> Instruction: Produce the listing below again, exactly as shown.

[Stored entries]
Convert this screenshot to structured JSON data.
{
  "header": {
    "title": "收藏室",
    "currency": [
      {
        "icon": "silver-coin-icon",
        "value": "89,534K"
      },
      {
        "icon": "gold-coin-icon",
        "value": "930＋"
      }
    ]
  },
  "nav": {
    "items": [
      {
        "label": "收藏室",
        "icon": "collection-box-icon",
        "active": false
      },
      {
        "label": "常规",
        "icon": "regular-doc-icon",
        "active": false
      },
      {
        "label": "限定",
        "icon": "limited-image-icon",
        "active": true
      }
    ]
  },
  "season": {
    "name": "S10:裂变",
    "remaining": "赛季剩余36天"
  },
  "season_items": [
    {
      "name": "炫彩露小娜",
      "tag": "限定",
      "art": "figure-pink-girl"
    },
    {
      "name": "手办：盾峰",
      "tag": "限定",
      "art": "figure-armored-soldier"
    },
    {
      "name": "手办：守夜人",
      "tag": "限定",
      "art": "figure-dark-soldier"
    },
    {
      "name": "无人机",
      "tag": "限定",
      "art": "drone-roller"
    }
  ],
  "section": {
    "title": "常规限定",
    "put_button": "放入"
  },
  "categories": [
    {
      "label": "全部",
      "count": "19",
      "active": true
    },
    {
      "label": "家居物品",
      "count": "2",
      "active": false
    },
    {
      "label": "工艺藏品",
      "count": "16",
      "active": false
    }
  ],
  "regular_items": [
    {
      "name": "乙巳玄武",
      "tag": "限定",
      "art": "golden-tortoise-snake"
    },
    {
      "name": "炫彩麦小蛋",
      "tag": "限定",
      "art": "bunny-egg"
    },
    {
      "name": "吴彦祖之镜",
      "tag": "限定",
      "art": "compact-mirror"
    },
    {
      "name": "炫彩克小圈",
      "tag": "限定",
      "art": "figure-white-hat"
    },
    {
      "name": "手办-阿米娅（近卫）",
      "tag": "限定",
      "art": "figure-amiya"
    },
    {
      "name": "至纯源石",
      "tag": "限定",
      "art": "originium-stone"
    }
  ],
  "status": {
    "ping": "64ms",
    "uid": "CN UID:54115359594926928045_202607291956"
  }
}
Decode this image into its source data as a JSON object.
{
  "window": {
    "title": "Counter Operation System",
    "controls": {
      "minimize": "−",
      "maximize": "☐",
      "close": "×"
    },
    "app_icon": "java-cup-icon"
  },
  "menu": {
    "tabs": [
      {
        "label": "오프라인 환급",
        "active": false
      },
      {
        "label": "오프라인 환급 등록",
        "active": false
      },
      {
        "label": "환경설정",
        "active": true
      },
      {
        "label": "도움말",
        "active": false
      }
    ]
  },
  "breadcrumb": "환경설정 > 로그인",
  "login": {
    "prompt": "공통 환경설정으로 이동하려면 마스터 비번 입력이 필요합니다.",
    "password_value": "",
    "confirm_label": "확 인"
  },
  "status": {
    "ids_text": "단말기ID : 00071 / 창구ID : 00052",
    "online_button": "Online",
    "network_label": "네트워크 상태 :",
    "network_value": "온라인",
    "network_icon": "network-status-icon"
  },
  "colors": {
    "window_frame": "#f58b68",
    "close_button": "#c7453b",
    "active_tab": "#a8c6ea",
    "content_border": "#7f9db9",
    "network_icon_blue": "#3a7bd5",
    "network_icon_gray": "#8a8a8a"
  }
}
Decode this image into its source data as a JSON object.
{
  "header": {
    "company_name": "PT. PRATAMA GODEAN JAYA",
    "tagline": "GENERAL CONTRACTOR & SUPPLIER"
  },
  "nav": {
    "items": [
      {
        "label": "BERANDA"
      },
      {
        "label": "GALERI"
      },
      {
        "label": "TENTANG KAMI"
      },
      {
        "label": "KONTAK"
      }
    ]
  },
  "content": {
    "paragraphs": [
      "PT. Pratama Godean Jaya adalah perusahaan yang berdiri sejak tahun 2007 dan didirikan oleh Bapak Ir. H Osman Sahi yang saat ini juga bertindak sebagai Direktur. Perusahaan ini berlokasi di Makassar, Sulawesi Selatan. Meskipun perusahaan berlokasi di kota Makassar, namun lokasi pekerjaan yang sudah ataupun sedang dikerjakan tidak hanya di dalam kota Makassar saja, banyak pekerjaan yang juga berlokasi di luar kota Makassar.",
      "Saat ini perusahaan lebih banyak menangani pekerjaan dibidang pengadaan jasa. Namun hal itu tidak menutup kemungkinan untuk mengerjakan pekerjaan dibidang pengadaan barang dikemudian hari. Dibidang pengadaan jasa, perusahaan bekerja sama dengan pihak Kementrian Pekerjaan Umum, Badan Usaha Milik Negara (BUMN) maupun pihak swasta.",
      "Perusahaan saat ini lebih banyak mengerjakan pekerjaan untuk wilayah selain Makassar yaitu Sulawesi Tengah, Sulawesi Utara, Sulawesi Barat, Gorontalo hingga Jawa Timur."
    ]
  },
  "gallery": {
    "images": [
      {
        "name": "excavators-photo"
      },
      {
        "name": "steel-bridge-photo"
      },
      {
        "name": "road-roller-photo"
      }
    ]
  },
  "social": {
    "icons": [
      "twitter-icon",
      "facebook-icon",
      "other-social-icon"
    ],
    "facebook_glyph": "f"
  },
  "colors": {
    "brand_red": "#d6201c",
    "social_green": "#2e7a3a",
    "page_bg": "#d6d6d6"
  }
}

> Solution below:
Convert this screenshot to structured JSON data.
{
  "header": {
    "title": "收藏室",
    "currency": [
      {
        "icon": "silver-coin-icon",
        "value": "89,534K"
      },
      {
        "icon": "gold-coin-icon",
        "value": "930＋"
      }
    ]
  },
  "nav": {
    "items": [
      {
        "label": "收藏室",
        "icon": "collection-box-icon",
        "active": false
      },
      {
        "label": "常规",
        "icon": "regular-doc-icon",
        "active": false
      },
      {
        "label": "限定",
        "icon": "limited-image-icon",
        "active": true
      }
    ]
  },
  "season": {
    "name": "S10:裂变",
    "remaining": "赛季剩余36天"
  },
  "season_items": [
    {
      "name": "炫彩露小娜",
      "tag": "限定",
      "art": "figure-pink-girl"
    },
    {
      "name": "手办：盾峰",
      "tag": "限定",
      "art": "figure-armored-soldier"
    },
    {
      "name": "手办：守夜人",
      "tag": "限定",
      "art": "figure-dark-soldier"
    },
    {
      "name": "无人机",
      "tag": "限定",
      "art": "drone-roller"
    }
  ],
  "section": {
    "title": "常规限定",
    "put_button": "放入"
  },
  "categories": [
    {
      "label": "全部",
      "count": "19",
      "active": true
    },
    {
      "label": "家居物品",
      "count": "2",
      "active": false
    },
    {
      "label": "工艺藏品",
      "count": "16",
      "active": false
    }
  ],
  "regular_items": [
    {
      "name": "乙巳玄武",
      "tag": "限定",
      "art": "golden-tortoise-snake"
    },
    {
      "name": "炫彩麦小蛋",
      "tag": "限定",
      "art": "bunny-egg"
    },
    {
      "name": "吴彦祖之镜",
      "tag": "限定",
      "art": "compact-mirror"
    },
    {
      "name": "炫彩克小圈",
      "tag": "限定",
      "art": "figure-white-hat"
    },
    {
      "name": "手办-阿米娅（近卫）",
      "tag": "限定",
      "art": "figure-amiya"
    },
    {
      "name": "至纯源石",
      "tag": "限定",
      "art": "originium-stone"
    }
  ],
  "status": {
    "ping": "64ms",
    "uid": "CN UID:54115359594926928045_202607291956"
  }
}
Decode this image into its source data as a JSON object.
{
  "window": {
    "title": "Counter Operation System",
    "controls": {
      "minimize": "−",
      "maximize": "☐",
      "close": "×"
    },
    "app_icon": "java-cup-icon"
  },
  "menu": {
    "tabs": [
      {
        "label": "오프라인 환급",
        "active": false
      },
      {
        "label": "오프라인 환급 등록",
        "active": false
      },
      {
        "label": "환경설정",
        "active": true
      },
      {
        "label": "도움말",
        "active": false
      }
    ]
  },
  "breadcrumb": "환경설정 > 로그인",
  "login": {
    "prompt": "공통 환경설정으로 이동하려면 마스터 비번 입력이 필요합니다.",
    "password_value": "",
    "confirm_label": "확 인"
  },
  "status": {
    "ids_text": "단말기ID : 00071 / 창구ID : 00052",
    "online_button": "Online",
    "network_label": "네트워크 상태 :",
    "network_value": "온라인",
    "network_icon": "network-status-icon"
  },
  "colors": {
    "window_frame": "#f58b68",
    "close_button": "#c7453b",
    "active_tab": "#a8c6ea",
    "content_border": "#7f9db9",
    "network_icon_blue": "#3a7bd5",
    "network_icon_gray": "#8a8a8a"
  }
}
Decode this image into its source data as a JSON object.
{
  "header": {
    "company_name": "PT. PRATAMA GODEAN JAYA",
    "tagline": "GENERAL CONTRACTOR & SUPPLIER"
  },
  "nav": {
    "items": [
      {
        "label": "BERANDA"
      },
      {
        "label": "GALERI"
      },
      {
        "label": "TENTANG KAMI"
      },
      {
        "label": "KONTAK"
      }
    ]
  },
  "content": {
    "paragraphs": [
      "PT. Pratama Godean Jaya adalah perusahaan yang berdiri sejak tahun 2007 dan didirikan oleh Bapak Ir. H Osman Sahi yang saat ini juga bertindak sebagai Direktur. Perusahaan ini berlokasi di Makassar, Sulawesi Selatan. Meskipun perusahaan berlokasi di kota Makassar, namun lokasi pekerjaan yang sudah ataupun sedang dikerjakan tidak hanya di dalam kota Makassar saja, banyak pekerjaan yang juga berlokasi di luar kota Makassar.",
      "Saat ini perusahaan lebih banyak menangani pekerjaan dibidang pengadaan jasa. Namun hal itu tidak menutup kemungkinan untuk mengerjakan pekerjaan dibidang pengadaan barang dikemudian hari. Dibidang pengadaan jasa, perusahaan bekerja sama dengan pihak Kementrian Pekerjaan Umum, Badan Usaha Milik Negara (BUMN) maupun pihak swasta.",
      "Perusahaan saat ini lebih banyak mengerjakan pekerjaan untuk wilayah selain Makassar yaitu Sulawesi Tengah, Sulawesi Utara, Sulawesi Barat, Gorontalo hingga Jawa Timur."
    ]
  },
  "gallery": {
    "images": [
      {
        "name": "excavators-photo"
      },
      {
        "name": "steel-bridge-photo"
      },
      {
        "name": "road-roller-photo"
      }
    ]
  },
  "social": {
    "icons": [
      "twitter-icon",
      "facebook-icon",
      "other-social-icon"
    ],
    "facebook_glyph": "f"
  },
  "colors": {
    "brand_red": "#d6201c",
    "social_green": "#2e7a3a",
    "page_bg": "#d6d6d6"
  }
}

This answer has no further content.